[Data entries for graphics]
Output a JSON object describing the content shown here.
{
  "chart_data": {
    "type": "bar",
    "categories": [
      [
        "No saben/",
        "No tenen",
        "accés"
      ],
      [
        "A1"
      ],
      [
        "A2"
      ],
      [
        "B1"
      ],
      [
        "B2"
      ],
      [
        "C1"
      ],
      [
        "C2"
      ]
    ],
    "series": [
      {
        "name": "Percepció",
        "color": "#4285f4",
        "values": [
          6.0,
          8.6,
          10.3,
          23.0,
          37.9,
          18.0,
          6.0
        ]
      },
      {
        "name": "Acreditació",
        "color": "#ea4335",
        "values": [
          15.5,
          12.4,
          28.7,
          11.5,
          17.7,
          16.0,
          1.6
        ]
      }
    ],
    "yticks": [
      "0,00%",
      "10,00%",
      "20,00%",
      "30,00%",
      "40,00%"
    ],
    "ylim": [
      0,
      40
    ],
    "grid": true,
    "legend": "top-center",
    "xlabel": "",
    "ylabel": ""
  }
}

_Exercise instructions:_ Restate all of the entries exactly, please.

_Exercise answer:_
Output a JSON object describing the content shown here.
{
  "chart_data": {
    "type": "bar",
    "categories": [
      [
        "No saben/",
        "No tenen",
        "accés"
      ],
      [
        "A1"
      ],
      [
        "A2"
      ],
      [
        "B1"
      ],
      [
        "B2"
      ],
      [
        "C1"
      ],
      [
        "C2"
      ]
    ],
    "series": [
      {
        "name": "Percepció",
        "color": "#4285f4",
        "values": [
          6.0,
          8.6,
          10.3,
          23.0,
          37.9,
          18.0,
          6.0
        ]
      },
      {
        "name": "Acreditació",
        "color": "#ea4335",
        "values": [
          15.5,
          12.4,
          28.7,
          11.5,
          17.7,
          16.0,
          1.6
        ]
      }
    ],
    "yticks": [
      "0,00%",
      "10,00%",
      "20,00%",
      "30,00%",
      "40,00%"
    ],
    "ylim": [
      0,
      40
    ],
    "grid": true,
    "legend": "top-center",
    "xlabel": "",
    "ylabel": ""
  }
}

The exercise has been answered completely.